[Exercise] Reproduce every line of the items below verbatim, leaving out the pictures.

........

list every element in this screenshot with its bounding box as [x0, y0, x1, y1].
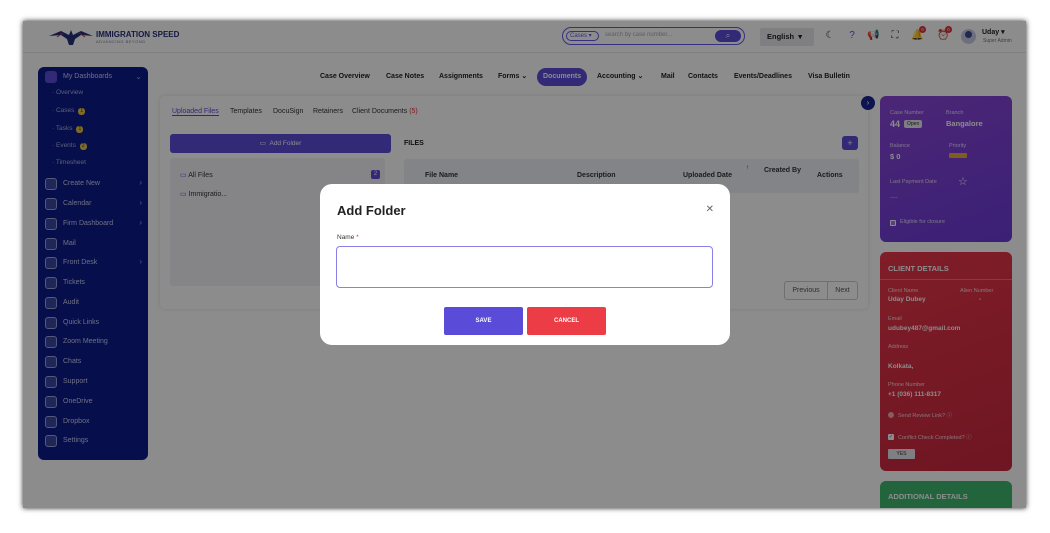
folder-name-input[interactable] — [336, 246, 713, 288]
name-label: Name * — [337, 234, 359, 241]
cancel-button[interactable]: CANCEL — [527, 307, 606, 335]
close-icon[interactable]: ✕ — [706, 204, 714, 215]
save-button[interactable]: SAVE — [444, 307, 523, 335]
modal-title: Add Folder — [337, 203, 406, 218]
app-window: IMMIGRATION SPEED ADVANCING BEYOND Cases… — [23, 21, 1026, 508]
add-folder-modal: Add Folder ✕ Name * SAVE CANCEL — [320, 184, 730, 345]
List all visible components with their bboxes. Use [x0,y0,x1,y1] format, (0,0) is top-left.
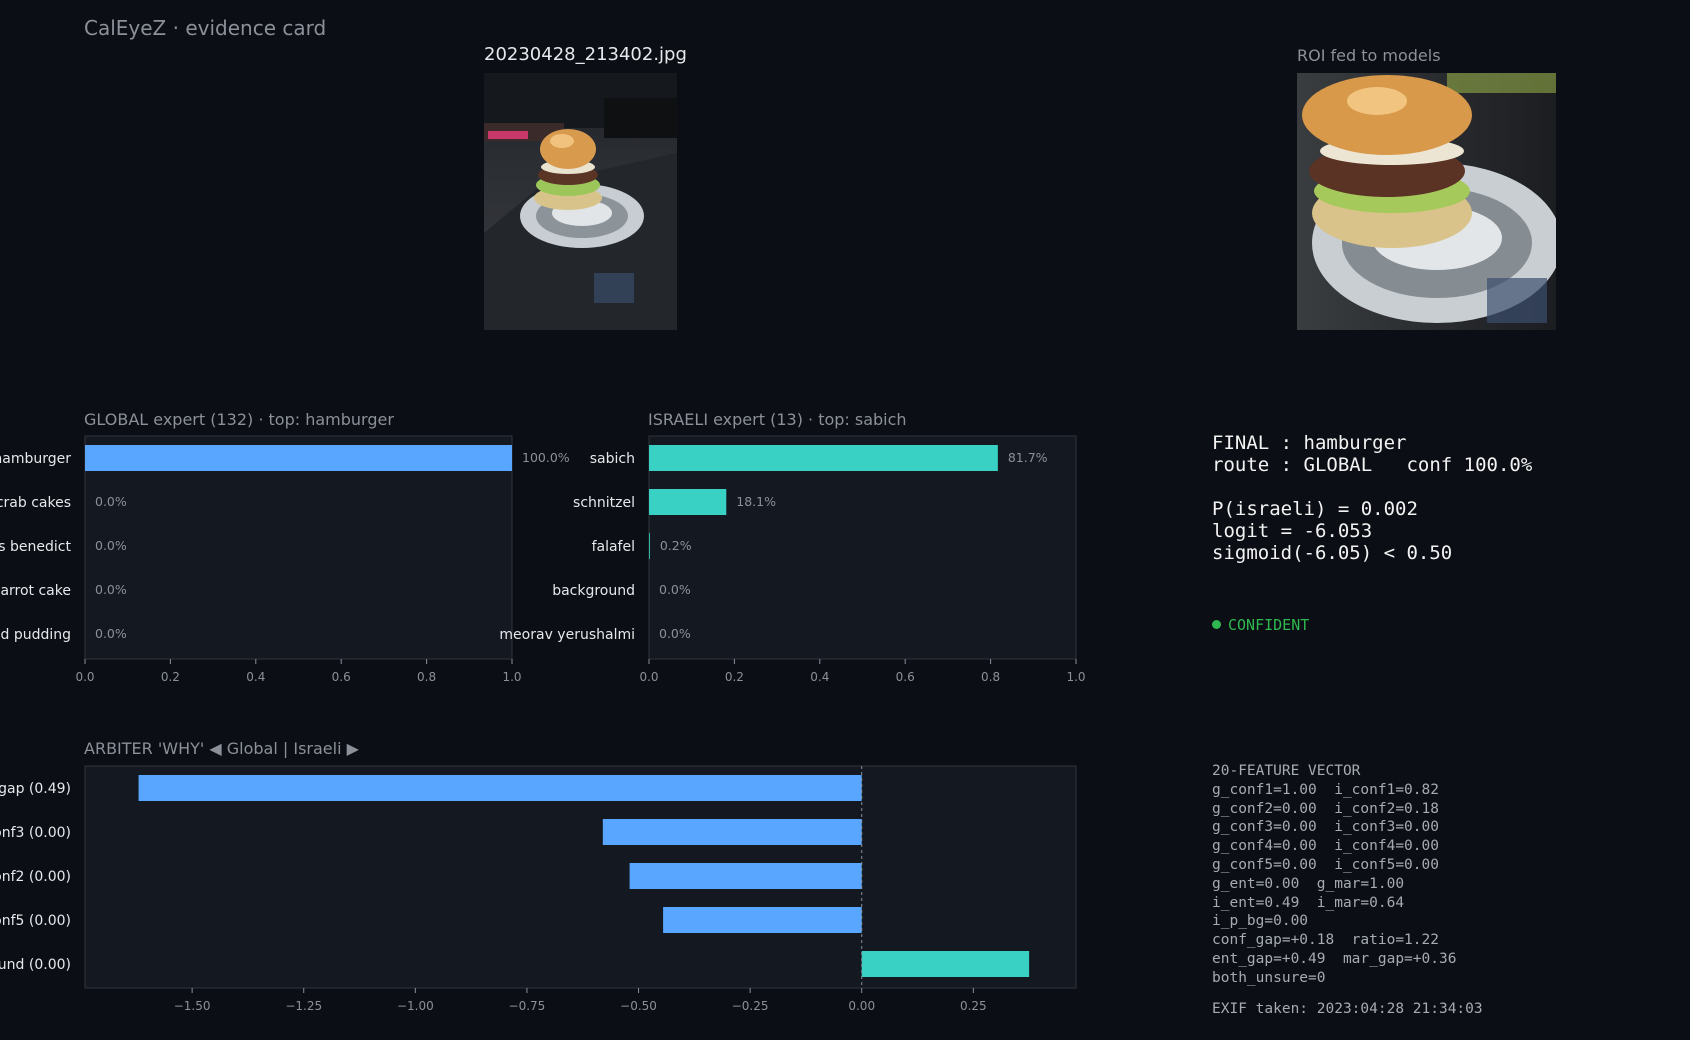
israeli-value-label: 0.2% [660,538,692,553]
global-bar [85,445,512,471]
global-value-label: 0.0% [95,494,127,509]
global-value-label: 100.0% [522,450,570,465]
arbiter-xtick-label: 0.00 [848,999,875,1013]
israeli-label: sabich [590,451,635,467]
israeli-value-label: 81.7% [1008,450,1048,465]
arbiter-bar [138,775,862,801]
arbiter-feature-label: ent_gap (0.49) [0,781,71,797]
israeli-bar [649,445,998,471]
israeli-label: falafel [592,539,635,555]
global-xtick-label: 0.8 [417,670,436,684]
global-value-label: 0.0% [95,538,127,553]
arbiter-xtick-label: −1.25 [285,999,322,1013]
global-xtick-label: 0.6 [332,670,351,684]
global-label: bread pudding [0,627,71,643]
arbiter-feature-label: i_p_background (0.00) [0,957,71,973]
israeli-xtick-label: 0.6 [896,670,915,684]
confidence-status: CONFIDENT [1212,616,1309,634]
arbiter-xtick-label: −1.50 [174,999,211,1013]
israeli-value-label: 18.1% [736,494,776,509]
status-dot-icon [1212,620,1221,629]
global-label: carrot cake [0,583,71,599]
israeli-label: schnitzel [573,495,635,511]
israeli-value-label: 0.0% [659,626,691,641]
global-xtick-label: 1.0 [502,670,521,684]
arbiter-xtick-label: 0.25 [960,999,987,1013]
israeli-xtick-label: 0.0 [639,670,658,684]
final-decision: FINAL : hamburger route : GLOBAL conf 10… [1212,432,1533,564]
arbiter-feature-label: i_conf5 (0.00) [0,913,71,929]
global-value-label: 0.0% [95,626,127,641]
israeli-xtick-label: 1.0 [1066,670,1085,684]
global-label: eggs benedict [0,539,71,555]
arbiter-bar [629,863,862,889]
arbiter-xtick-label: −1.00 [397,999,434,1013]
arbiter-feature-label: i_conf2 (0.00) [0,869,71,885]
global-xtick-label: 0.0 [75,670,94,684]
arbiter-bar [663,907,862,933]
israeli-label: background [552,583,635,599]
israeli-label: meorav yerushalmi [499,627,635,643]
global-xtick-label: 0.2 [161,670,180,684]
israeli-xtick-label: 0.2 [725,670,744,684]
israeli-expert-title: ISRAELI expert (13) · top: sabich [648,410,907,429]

........

[Complete answer]
list every element in this screenshot with its bounding box as [x0, y0, x1, y1].
folder-name-input[interactable] — [336, 246, 713, 288]
name-label: Name * — [337, 234, 359, 241]
cancel-button[interactable]: CANCEL — [527, 307, 606, 335]
close-icon[interactable]: ✕ — [706, 204, 714, 215]
save-button[interactable]: SAVE — [444, 307, 523, 335]
modal-title: Add Folder — [337, 203, 406, 218]
app-window: IMMIGRATION SPEED ADVANCING BEYOND Cases… — [23, 21, 1026, 508]
add-folder-modal: Add Folder ✕ Name * SAVE CANCEL — [320, 184, 730, 345]
List all visible components with their bboxes. Use [x0,y0,x1,y1] format, (0,0) is top-left.
israeli-value-label: 0.2% [660,538,692,553]
global-bar [85,445,512,471]
global-value-label: 0.0% [95,494,127,509]
global-value-label: 100.0% [522,450,570,465]
arbiter-xtick-label: 0.00 [848,999,875,1013]
israeli-label: sabich [590,451,635,467]
israeli-value-label: 81.7% [1008,450,1048,465]
arbiter-bar [138,775,862,801]
arbiter-feature-label: ent_gap (0.49) [0,781,71,797]
israeli-bar [649,445,998,471]
israeli-label: falafel [592,539,635,555]
global-xtick-label: 0.8 [417,670,436,684]
global-value-label: 0.0% [95,538,127,553]
arbiter-xtick-label: −1.25 [285,999,322,1013]
global-xtick-label: 0.6 [332,670,351,684]
global-label: bread pudding [0,627,71,643]
arbiter-feature-label: i_p_background (0.00) [0,957,71,973]
israeli-xtick-label: 0.6 [896,670,915,684]
confidence-status: CONFIDENT [1212,616,1309,634]
arbiter-xtick-label: −1.50 [174,999,211,1013]
israeli-value-label: 18.1% [736,494,776,509]
status-dot-icon [1212,620,1221,629]
global-label: carrot cake [0,583,71,599]
israeli-label: schnitzel [573,495,635,511]
israeli-value-label: 0.0% [659,626,691,641]
global-xtick-label: 1.0 [502,670,521,684]
arbiter-xtick-label: 0.25 [960,999,987,1013]
israeli-xtick-label: 0.0 [639,670,658,684]
final-decision: FINAL : hamburger route : GLOBAL conf 10… [1212,432,1533,564]
arbiter-feature-label: i_conf5 (0.00) [0,913,71,929]
global-value-label: 0.0% [95,626,127,641]
israeli-xtick-label: 1.0 [1066,670,1085,684]
global-label: eggs benedict [0,539,71,555]
arbiter-bar [629,863,862,889]
arbiter-xtick-label: −1.00 [397,999,434,1013]
arbiter-feature-label: i_conf2 (0.00) [0,869,71,885]
global-xtick-label: 0.0 [75,670,94,684]
arbiter-bar [663,907,862,933]
israeli-label: background [552,583,635,599]
israeli-label: meorav yerushalmi [499,627,635,643]
global-xtick-label: 0.2 [161,670,180,684]
israeli-xtick-label: 0.2 [725,670,744,684]
israeli-expert-title: ISRAELI expert (13) · top: sabich [648,410,907,429]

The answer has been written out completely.